*Your goal:* Please pull out every line that includes the string "this".

▽

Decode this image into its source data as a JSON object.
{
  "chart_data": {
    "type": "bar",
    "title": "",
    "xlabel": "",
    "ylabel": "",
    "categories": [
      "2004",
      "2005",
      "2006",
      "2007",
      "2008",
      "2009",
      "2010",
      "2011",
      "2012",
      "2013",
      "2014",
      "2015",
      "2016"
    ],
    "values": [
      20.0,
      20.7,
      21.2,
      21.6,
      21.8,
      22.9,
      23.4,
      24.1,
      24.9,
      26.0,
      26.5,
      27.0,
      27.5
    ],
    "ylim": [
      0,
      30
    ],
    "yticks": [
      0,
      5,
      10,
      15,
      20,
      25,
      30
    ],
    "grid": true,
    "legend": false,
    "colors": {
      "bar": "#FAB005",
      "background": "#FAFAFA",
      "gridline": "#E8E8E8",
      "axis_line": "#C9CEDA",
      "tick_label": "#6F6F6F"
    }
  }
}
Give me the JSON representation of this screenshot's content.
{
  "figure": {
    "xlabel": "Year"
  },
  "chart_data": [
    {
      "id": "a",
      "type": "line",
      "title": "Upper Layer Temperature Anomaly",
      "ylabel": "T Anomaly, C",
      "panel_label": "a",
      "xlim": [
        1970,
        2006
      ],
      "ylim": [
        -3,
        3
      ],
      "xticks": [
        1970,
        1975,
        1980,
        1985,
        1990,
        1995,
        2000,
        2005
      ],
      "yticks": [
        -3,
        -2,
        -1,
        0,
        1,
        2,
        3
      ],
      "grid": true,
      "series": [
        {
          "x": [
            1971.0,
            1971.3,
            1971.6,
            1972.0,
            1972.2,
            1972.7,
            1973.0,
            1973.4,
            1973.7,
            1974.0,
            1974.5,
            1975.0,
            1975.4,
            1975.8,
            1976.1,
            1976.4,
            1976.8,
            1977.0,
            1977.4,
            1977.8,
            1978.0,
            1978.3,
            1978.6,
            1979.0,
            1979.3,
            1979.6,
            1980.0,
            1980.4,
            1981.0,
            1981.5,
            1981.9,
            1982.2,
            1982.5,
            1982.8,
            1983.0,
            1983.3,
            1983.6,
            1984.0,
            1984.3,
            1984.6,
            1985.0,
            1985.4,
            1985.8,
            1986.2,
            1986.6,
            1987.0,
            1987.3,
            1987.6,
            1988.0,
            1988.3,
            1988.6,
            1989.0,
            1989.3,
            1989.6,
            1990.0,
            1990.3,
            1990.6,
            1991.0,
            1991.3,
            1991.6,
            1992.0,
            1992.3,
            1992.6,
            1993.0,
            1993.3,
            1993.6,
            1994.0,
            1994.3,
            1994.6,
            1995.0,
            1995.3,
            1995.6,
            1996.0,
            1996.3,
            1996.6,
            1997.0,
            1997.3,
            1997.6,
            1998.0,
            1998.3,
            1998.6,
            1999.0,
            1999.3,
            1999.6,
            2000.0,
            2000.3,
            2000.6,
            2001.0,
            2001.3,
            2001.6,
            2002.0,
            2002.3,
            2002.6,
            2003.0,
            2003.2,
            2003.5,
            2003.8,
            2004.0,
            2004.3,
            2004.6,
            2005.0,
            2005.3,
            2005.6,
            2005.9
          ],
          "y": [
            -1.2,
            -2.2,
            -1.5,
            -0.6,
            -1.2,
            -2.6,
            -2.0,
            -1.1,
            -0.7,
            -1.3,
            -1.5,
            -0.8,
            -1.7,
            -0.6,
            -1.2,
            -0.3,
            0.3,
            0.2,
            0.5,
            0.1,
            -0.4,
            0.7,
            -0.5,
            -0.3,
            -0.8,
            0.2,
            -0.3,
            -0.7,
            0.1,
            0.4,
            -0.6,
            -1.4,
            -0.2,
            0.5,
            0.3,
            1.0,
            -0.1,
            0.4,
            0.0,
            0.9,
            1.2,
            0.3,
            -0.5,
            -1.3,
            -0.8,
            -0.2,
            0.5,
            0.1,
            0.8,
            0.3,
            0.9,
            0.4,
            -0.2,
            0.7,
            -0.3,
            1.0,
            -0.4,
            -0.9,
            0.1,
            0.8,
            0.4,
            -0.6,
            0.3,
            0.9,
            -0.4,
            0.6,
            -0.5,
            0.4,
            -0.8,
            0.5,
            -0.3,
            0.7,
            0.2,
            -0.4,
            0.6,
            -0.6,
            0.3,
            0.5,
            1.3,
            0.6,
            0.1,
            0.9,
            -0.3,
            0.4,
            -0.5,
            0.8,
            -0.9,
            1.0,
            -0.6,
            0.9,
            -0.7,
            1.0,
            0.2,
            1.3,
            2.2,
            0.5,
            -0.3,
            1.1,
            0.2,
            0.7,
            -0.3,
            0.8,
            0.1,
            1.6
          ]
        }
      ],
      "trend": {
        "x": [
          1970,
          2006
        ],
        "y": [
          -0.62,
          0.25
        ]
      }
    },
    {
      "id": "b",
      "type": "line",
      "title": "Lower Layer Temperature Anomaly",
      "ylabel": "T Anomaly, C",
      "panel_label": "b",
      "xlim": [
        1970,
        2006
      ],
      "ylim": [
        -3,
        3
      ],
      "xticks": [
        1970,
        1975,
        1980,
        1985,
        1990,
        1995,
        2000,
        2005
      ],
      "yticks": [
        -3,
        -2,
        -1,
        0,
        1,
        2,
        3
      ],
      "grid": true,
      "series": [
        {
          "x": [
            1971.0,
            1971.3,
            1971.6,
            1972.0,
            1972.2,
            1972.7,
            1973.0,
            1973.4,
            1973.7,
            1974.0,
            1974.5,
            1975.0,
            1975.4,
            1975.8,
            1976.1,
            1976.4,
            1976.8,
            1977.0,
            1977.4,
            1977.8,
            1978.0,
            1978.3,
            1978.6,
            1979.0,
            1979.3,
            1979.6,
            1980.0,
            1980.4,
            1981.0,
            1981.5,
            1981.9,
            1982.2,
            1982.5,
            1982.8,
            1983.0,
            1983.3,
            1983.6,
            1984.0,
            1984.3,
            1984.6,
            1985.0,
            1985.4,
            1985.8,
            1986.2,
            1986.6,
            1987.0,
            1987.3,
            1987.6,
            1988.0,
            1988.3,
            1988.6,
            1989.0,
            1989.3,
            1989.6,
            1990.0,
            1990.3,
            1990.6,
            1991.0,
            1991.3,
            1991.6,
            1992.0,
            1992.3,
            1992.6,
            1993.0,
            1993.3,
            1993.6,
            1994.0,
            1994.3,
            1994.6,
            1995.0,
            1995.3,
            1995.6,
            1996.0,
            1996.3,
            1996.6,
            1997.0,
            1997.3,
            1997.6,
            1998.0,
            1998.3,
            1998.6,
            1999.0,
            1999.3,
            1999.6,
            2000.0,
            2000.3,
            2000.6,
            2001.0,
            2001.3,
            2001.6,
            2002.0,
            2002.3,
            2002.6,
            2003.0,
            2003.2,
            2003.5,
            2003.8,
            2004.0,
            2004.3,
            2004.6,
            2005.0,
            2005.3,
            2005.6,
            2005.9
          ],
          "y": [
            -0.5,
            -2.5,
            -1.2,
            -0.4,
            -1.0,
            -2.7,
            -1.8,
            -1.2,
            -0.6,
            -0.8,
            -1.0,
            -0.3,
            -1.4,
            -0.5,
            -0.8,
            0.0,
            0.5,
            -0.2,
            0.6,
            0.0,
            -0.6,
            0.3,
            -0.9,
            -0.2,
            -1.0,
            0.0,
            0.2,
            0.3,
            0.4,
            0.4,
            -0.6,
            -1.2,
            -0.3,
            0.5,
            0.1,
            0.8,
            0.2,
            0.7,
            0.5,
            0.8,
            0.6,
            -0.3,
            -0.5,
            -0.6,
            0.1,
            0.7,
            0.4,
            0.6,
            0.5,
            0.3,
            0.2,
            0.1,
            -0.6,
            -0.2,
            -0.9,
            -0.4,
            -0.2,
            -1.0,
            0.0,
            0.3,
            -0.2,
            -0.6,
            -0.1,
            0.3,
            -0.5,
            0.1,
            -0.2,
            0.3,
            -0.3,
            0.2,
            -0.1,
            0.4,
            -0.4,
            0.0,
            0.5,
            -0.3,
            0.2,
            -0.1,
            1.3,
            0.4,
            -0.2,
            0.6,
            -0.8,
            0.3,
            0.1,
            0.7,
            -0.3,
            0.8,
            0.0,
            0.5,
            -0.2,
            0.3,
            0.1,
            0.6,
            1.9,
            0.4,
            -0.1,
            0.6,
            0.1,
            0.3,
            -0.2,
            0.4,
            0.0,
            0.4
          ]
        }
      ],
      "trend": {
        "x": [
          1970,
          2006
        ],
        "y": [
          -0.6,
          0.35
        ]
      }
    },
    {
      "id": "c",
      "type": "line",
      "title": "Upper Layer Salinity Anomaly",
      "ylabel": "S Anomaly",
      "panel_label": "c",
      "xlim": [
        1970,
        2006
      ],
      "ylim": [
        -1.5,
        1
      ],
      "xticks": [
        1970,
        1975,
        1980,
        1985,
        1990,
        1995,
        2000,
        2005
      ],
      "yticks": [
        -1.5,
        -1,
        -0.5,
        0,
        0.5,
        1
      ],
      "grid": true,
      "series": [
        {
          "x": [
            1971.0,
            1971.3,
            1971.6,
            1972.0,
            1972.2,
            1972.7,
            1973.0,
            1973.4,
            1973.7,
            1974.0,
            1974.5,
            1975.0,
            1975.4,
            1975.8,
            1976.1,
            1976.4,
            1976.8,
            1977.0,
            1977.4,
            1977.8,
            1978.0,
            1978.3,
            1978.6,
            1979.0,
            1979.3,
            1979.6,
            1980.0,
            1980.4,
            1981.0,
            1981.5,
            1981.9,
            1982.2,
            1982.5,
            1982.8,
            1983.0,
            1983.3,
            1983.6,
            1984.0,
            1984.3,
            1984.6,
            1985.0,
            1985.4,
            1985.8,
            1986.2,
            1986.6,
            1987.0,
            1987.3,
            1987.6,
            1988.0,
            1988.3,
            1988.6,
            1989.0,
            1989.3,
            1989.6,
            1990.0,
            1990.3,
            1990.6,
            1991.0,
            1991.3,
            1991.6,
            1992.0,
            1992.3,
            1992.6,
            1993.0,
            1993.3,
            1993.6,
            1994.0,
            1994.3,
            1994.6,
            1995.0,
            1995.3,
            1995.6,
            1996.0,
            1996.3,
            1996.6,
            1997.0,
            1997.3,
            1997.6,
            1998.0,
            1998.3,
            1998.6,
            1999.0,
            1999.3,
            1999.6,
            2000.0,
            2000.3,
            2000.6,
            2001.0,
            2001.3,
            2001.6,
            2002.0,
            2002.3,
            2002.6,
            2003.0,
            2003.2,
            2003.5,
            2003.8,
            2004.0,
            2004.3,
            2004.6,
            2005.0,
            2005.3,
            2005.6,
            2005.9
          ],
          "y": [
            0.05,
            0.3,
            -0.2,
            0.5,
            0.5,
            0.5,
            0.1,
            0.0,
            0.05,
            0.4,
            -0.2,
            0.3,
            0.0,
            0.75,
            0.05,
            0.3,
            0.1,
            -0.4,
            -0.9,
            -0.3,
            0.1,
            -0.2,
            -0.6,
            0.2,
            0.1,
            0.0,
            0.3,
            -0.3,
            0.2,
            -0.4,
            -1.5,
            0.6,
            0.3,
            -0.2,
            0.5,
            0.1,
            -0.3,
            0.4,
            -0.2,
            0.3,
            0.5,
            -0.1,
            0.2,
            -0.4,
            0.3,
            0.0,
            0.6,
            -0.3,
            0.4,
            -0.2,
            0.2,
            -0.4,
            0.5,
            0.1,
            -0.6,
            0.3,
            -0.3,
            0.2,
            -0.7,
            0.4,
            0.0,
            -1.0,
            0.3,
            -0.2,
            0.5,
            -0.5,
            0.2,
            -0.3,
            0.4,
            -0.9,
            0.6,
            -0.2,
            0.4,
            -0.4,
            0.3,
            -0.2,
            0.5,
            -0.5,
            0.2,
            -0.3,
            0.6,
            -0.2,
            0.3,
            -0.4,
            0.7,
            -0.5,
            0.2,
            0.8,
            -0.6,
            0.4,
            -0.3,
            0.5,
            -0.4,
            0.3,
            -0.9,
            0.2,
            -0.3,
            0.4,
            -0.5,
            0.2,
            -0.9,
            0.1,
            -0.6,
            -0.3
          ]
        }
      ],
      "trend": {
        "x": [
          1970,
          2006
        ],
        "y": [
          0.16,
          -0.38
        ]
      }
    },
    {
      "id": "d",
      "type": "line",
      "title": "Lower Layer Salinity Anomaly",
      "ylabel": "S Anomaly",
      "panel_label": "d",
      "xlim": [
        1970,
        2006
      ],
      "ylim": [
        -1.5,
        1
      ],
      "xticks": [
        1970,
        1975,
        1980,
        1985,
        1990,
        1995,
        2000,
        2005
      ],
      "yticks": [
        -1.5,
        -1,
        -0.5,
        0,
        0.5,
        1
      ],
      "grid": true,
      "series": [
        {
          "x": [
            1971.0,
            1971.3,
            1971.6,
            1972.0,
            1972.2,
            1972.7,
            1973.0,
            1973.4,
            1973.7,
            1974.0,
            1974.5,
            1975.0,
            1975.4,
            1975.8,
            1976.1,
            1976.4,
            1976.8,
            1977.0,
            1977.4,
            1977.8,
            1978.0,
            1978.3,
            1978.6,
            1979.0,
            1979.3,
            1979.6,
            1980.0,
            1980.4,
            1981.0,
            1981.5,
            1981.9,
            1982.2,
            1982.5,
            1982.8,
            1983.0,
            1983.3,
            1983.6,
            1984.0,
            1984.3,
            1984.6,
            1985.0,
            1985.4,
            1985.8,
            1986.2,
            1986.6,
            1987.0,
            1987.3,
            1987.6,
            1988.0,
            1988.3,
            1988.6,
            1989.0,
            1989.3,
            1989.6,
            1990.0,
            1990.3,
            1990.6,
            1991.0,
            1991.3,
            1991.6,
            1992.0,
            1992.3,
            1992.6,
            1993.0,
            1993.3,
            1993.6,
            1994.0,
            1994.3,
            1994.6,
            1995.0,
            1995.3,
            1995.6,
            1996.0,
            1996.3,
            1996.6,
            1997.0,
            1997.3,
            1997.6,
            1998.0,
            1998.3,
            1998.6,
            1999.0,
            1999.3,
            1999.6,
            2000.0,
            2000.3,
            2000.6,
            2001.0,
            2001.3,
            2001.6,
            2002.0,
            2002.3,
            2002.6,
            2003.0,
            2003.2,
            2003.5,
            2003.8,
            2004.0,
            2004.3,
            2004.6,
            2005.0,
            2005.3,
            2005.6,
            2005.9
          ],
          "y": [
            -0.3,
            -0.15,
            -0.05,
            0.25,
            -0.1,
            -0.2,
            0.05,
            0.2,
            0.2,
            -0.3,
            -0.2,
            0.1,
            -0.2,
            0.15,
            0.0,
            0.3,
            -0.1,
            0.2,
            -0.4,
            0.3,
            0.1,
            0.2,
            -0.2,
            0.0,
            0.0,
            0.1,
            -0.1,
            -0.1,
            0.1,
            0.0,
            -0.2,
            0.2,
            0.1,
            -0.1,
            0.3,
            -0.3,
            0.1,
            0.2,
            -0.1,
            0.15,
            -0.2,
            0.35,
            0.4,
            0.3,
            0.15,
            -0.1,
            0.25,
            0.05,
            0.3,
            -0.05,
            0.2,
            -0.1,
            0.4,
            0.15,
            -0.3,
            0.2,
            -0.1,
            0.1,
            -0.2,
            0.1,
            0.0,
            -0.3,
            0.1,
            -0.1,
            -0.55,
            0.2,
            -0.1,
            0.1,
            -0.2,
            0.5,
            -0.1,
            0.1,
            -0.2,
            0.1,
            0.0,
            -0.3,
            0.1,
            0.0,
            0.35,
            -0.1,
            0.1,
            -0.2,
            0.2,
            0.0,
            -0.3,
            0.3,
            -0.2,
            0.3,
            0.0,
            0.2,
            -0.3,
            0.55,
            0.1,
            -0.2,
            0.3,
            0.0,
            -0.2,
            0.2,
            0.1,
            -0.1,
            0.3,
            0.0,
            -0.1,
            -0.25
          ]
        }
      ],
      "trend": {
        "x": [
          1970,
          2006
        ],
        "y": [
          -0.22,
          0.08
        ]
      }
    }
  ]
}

△

*Exercise solution:*
Decode this image into its source data as a JSON object.
Give me the JSON representation of this screenshot's content.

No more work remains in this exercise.